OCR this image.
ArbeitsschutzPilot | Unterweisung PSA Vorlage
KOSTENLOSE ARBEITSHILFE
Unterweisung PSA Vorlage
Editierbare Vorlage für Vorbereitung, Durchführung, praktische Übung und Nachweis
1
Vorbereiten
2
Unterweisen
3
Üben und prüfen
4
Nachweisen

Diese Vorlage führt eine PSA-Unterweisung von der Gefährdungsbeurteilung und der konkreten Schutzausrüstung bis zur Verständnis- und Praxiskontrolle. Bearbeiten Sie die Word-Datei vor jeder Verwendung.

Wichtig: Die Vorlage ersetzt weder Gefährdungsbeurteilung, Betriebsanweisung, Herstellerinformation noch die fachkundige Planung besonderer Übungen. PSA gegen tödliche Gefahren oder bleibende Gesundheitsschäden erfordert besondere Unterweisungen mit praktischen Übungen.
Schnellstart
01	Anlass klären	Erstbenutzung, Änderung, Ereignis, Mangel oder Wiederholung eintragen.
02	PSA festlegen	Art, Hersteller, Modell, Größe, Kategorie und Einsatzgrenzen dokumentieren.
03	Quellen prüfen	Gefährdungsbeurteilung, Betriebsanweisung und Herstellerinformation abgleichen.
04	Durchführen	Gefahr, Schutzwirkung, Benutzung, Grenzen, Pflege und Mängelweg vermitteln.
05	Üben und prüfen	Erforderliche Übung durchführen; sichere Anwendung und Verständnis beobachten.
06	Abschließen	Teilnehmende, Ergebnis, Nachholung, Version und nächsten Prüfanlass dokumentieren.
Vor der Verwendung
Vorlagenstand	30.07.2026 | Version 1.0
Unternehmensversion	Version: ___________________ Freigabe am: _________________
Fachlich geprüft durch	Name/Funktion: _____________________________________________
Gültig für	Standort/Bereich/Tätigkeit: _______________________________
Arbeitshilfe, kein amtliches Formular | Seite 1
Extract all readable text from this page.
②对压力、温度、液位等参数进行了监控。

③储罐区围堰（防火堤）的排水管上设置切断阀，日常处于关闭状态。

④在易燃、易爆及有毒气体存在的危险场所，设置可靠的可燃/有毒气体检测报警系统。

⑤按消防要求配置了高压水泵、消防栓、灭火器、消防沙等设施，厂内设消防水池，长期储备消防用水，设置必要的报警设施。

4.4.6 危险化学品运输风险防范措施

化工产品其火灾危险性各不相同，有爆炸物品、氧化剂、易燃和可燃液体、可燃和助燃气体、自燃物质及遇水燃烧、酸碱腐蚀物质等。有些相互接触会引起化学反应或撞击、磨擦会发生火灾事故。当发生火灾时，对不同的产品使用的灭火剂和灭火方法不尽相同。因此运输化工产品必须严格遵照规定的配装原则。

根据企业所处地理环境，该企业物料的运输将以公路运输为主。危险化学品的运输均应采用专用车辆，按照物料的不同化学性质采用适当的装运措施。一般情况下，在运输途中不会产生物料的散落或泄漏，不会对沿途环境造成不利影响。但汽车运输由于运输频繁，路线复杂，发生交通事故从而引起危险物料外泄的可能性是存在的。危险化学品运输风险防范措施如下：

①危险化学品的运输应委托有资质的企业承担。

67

■ **Your goal**
Please repeat the listing above in full and exactly.

■ **Expected answer**
OCR this image.
ArbeitsschutzPilot | Unterweisung PSA Vorlage
KOSTENLOSE ARBEITSHILFE
Unterweisung PSA Vorlage
Editierbare Vorlage für Vorbereitung, Durchführung, praktische Übung und Nachweis
1
Vorbereiten
2
Unterweisen
3
Üben und prüfen
4
Nachweisen

Diese Vorlage führt eine PSA-Unterweisung von der Gefährdungsbeurteilung und der konkreten Schutzausrüstung bis zur Verständnis- und Praxiskontrolle. Bearbeiten Sie die Word-Datei vor jeder Verwendung.

Wichtig: Die Vorlage ersetzt weder Gefährdungsbeurteilung, Betriebsanweisung, Herstellerinformation noch die fachkundige Planung besonderer Übungen. PSA gegen tödliche Gefahren oder bleibende Gesundheitsschäden erfordert besondere Unterweisungen mit praktischen Übungen.
Schnellstart
01	Anlass klären	Erstbenutzung, Änderung, Ereignis, Mangel oder Wiederholung eintragen.
02	PSA festlegen	Art, Hersteller, Modell, Größe, Kategorie und Einsatzgrenzen dokumentieren.
03	Quellen prüfen	Gefährdungsbeurteilung, Betriebsanweisung und Herstellerinformation abgleichen.
04	Durchführen	Gefahr, Schutzwirkung, Benutzung, Grenzen, Pflege und Mängelweg vermitteln.
05	Üben und prüfen	Erforderliche Übung durchführen; sichere Anwendung und Verständnis beobachten.
06	Abschließen	Teilnehmende, Ergebnis, Nachholung, Version und nächsten Prüfanlass dokumentieren.
Vor der Verwendung
Vorlagenstand	30.07.2026 | Version 1.0
Unternehmensversion	Version: ___________________ Freigabe am: _________________
Fachlich geprüft durch	Name/Funktion: _____________________________________________
Gültig für	Standort/Bereich/Tätigkeit: _______________________________
Arbeitshilfe, kein amtliches Formular | Seite 1
Extract all readable text from this page.
②对压力、温度、液位等参数进行了监控。

③储罐区围堰（防火堤）的排水管上设置切断阀，日常处于关闭状态。

④在易燃、易爆及有毒气体存在的危险场所，设置可靠的可燃/有毒气体检测报警系统。

⑤按消防要求配置了高压水泵、消防栓、灭火器、消防沙等设施，厂内设消防水池，长期储备消防用水，设置必要的报警设施。

4.4.6 危险化学品运输风险防范措施

化工产品其火灾危险性各不相同，有爆炸物品、氧化剂、易燃和可燃液体、可燃和助燃气体、自燃物质及遇水燃烧、酸碱腐蚀物质等。有些相互接触会引起化学反应或撞击、磨擦会发生火灾事故。当发生火灾时，对不同的产品使用的灭火剂和灭火方法不尽相同。因此运输化工产品必须严格遵照规定的配装原则。

根据企业所处地理环境，该企业物料的运输将以公路运输为主。危险化学品的运输均应采用专用车辆，按照物料的不同化学性质采用适当的装运措施。一般情况下，在运输途中不会产生物料的散落或泄漏，不会对沿途环境造成不利影响。但汽车运输由于运输频繁，路线复杂，发生交通事故从而引起危险物料外泄的可能性是存在的。危险化学品运输风险防范措施如下：

①危险化学品的运输应委托有资质的企业承担。

67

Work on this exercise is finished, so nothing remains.